### Set exercise
Extract the full listing below without altering a single character.
--*--
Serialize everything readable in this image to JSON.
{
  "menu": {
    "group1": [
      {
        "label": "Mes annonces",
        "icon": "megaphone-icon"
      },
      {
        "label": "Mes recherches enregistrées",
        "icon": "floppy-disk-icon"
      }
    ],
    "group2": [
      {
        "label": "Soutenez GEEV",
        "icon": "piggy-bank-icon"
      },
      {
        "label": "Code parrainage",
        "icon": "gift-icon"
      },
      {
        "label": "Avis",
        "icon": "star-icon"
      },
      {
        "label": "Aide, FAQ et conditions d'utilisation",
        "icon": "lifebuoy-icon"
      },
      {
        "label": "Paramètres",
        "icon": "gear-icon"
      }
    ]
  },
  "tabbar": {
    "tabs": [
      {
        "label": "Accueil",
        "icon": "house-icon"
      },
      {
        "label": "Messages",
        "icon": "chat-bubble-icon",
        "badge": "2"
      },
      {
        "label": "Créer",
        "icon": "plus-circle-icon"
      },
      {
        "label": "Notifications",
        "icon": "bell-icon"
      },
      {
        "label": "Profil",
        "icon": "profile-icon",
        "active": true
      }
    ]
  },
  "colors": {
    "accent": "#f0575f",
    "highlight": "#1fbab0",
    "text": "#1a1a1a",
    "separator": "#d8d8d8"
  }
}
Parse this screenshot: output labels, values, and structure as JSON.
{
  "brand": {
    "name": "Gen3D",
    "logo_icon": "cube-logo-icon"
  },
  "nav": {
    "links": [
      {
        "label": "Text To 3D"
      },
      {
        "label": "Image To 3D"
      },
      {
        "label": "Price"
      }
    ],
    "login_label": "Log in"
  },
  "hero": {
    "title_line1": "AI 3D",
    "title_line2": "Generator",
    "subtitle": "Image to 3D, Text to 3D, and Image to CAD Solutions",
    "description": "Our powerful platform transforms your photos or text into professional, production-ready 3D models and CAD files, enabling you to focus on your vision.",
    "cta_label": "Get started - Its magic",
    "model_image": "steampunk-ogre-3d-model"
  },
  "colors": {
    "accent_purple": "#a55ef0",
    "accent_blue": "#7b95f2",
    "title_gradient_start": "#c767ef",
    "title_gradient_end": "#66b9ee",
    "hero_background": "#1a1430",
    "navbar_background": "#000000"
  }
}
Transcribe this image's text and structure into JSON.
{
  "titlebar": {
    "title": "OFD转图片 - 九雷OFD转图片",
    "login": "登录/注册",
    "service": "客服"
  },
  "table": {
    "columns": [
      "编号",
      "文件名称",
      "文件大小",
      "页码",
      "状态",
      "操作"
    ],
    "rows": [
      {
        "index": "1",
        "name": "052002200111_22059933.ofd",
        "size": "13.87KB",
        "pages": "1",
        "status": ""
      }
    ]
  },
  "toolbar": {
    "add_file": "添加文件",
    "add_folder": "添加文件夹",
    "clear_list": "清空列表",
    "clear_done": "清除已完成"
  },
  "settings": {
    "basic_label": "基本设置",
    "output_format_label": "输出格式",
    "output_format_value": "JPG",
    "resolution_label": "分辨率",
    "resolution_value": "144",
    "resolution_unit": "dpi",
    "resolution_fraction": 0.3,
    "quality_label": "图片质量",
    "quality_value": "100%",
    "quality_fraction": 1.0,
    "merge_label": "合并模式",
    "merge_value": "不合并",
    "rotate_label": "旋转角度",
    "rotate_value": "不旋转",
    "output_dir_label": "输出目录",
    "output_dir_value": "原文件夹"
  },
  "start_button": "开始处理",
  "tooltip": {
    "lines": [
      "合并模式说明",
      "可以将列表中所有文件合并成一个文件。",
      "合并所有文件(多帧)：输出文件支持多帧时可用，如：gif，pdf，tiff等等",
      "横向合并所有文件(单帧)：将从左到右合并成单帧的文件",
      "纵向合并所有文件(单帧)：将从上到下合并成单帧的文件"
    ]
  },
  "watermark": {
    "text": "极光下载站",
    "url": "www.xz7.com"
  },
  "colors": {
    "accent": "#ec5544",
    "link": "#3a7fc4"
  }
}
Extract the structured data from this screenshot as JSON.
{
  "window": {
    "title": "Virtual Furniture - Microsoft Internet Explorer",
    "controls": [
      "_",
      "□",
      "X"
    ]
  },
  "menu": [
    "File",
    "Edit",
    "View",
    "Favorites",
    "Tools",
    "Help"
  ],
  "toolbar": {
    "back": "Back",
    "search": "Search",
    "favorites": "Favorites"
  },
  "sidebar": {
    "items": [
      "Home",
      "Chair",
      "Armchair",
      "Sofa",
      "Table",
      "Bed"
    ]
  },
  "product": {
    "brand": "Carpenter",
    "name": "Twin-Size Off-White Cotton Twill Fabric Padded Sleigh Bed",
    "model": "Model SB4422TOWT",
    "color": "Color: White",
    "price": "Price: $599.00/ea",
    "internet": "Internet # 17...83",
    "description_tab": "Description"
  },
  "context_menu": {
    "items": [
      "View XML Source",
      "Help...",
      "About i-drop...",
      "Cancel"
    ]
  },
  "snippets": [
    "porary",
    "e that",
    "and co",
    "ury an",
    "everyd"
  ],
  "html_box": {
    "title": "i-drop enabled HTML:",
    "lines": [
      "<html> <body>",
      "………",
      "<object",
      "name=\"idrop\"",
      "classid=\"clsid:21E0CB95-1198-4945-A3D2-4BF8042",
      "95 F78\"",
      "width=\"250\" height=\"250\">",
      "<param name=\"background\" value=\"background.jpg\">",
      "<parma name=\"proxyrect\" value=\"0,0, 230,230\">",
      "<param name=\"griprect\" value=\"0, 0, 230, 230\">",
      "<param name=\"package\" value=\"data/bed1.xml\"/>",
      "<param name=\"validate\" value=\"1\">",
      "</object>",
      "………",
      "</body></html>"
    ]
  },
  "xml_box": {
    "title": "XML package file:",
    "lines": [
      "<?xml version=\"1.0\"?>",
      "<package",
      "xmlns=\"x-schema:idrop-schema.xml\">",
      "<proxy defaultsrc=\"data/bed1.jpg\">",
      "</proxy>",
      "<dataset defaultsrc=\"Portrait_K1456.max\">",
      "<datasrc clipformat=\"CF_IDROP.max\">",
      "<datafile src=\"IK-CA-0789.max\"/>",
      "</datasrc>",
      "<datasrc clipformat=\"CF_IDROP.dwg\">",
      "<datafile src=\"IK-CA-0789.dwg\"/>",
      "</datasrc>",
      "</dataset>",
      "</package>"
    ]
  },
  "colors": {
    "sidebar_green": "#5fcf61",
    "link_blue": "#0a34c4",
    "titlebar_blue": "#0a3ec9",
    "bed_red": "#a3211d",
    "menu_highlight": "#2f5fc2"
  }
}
--*--
### Final result
Serialize everything readable in this image to JSON.
{
  "menu": {
    "group1": [
      {
        "label": "Mes annonces",
        "icon": "megaphone-icon"
      },
      {
        "label": "Mes recherches enregistrées",
        "icon": "floppy-disk-icon"
      }
    ],
    "group2": [
      {
        "label": "Soutenez GEEV",
        "icon": "piggy-bank-icon"
      },
      {
        "label": "Code parrainage",
        "icon": "gift-icon"
      },
      {
        "label": "Avis",
        "icon": "star-icon"
      },
      {
        "label": "Aide, FAQ et conditions d'utilisation",
        "icon": "lifebuoy-icon"
      },
      {
        "label": "Paramètres",
        "icon": "gear-icon"
      }
    ]
  },
  "tabbar": {
    "tabs": [
      {
        "label": "Accueil",
        "icon": "house-icon"
      },
      {
        "label": "Messages",
        "icon": "chat-bubble-icon",
        "badge": "2"
      },
      {
        "label": "Créer",
        "icon": "plus-circle-icon"
      },
      {
        "label": "Notifications",
        "icon": "bell-icon"
      },
      {
        "label": "Profil",
        "icon": "profile-icon",
        "active": true
      }
    ]
  },
  "colors": {
    "accent": "#f0575f",
    "highlight": "#1fbab0",
    "text": "#1a1a1a",
    "separator": "#d8d8d8"
  }
}
Parse this screenshot: output labels, values, and structure as JSON.
{
  "brand": {
    "name": "Gen3D",
    "logo_icon": "cube-logo-icon"
  },
  "nav": {
    "links": [
      {
        "label": "Text To 3D"
      },
      {
        "label": "Image To 3D"
      },
      {
        "label": "Price"
      }
    ],
    "login_label": "Log in"
  },
  "hero": {
    "title_line1": "AI 3D",
    "title_line2": "Generator",
    "subtitle": "Image to 3D, Text to 3D, and Image to CAD Solutions",
    "description": "Our powerful platform transforms your photos or text into professional, production-ready 3D models and CAD files, enabling you to focus on your vision.",
    "cta_label": "Get started - Its magic",
    "model_image": "steampunk-ogre-3d-model"
  },
  "colors": {
    "accent_purple": "#a55ef0",
    "accent_blue": "#7b95f2",
    "title_gradient_start": "#c767ef",
    "title_gradient_end": "#66b9ee",
    "hero_background": "#1a1430",
    "navbar_background": "#000000"
  }
}
Transcribe this image's text and structure into JSON.
{
  "titlebar": {
    "title": "OFD转图片 - 九雷OFD转图片",
    "login": "登录/注册",
    "service": "客服"
  },
  "table": {
    "columns": [
      "编号",
      "文件名称",
      "文件大小",
      "页码",
      "状态",
      "操作"
    ],
    "rows": [
      {
        "index": "1",
        "name": "052002200111_22059933.ofd",
        "size": "13.87KB",
        "pages": "1",
        "status": ""
      }
    ]
  },
  "toolbar": {
    "add_file": "添加文件",
    "add_folder": "添加文件夹",
    "clear_list": "清空列表",
    "clear_done": "清除已完成"
  },
  "settings": {
    "basic_label": "基本设置",
    "output_format_label": "输出格式",
    "output_format_value": "JPG",
    "resolution_label": "分辨率",
    "resolution_value": "144",
    "resolution_unit": "dpi",
    "resolution_fraction": 0.3,
    "quality_label": "图片质量",
    "quality_value": "100%",
    "quality_fraction": 1.0,
    "merge_label": "合并模式",
    "merge_value": "不合并",
    "rotate_label": "旋转角度",
    "rotate_value": "不旋转",
    "output_dir_label": "输出目录",
    "output_dir_value": "原文件夹"
  },
  "start_button": "开始处理",
  "tooltip": {
    "lines": [
      "合并模式说明",
      "可以将列表中所有文件合并成一个文件。",
      "合并所有文件(多帧)：输出文件支持多帧时可用，如：gif，pdf，tiff等等",
      "横向合并所有文件(单帧)：将从左到右合并成单帧的文件",
      "纵向合并所有文件(单帧)：将从上到下合并成单帧的文件"
    ]
  },
  "watermark": {
    "text": "极光下载站",
    "url": "www.xz7.com"
  },
  "colors": {
    "accent": "#ec5544",
    "link": "#3a7fc4"
  }
}
Extract the structured data from this screenshot as JSON.
{
  "window": {
    "title": "Virtual Furniture - Microsoft Internet Explorer",
    "controls": [
      "_",
      "□",
      "X"
    ]
  },
  "menu": [
    "File",
    "Edit",
    "View",
    "Favorites",
    "Tools",
    "Help"
  ],
  "toolbar": {
    "back": "Back",
    "search": "Search",
    "favorites": "Favorites"
  },
  "sidebar": {
    "items": [
      "Home",
      "Chair",
      "Armchair",
      "Sofa",
      "Table",
      "Bed"
    ]
  },
  "product": {
    "brand": "Carpenter",
    "name": "Twin-Size Off-White Cotton Twill Fabric Padded Sleigh Bed",
    "model": "Model SB4422TOWT",
    "color": "Color: White",
    "price": "Price: $599.00/ea",
    "internet": "Internet # 17...83",
    "description_tab": "Description"
  },
  "context_menu": {
    "items": [
      "View XML Source",
      "Help...",
      "About i-drop...",
      "Cancel"
    ]
  },
  "snippets": [
    "porary",
    "e that",
    "and co",
    "ury an",
    "everyd"
  ],
  "html_box": {
    "title": "i-drop enabled HTML:",
    "lines": [
      "<html> <body>",
      "………",
      "<object",
      "name=\"idrop\"",
      "classid=\"clsid:21E0CB95-1198-4945-A3D2-4BF8042",
      "95 F78\"",
      "width=\"250\" height=\"250\">",
      "<param name=\"background\" value=\"background.jpg\">",
      "<parma name=\"proxyrect\" value=\"0,0, 230,230\">",
      "<param name=\"griprect\" value=\"0, 0, 230, 230\">",
      "<param name=\"package\" value=\"data/bed1.xml\"/>",
      "<param name=\"validate\" value=\"1\">",
      "</object>",
      "………",
      "</body></html>"
    ]
  },
  "xml_box": {
    "title": "XML package file:",
    "lines": [
      "<?xml version=\"1.0\"?>",
      "<package",
      "xmlns=\"x-schema:idrop-schema.xml\">",
      "<proxy defaultsrc=\"data/bed1.jpg\">",
      "</proxy>",
      "<dataset defaultsrc=\"Portrait_K1456.max\">",
      "<datasrc clipformat=\"CF_IDROP.max\">",
      "<datafile src=\"IK-CA-0789.max\"/>",
      "</datasrc>",
      "<datasrc clipformat=\"CF_IDROP.dwg\">",
      "<datafile src=\"IK-CA-0789.dwg\"/>",
      "</datasrc>",
      "</dataset>",
      "</package>"
    ]
  },
  "colors": {
    "sidebar_green": "#5fcf61",
    "link_blue": "#0a34c4",
    "titlebar_blue": "#0a3ec9",
    "bed_red": "#a3211d",
    "menu_highlight": "#2f5fc2"
  }
}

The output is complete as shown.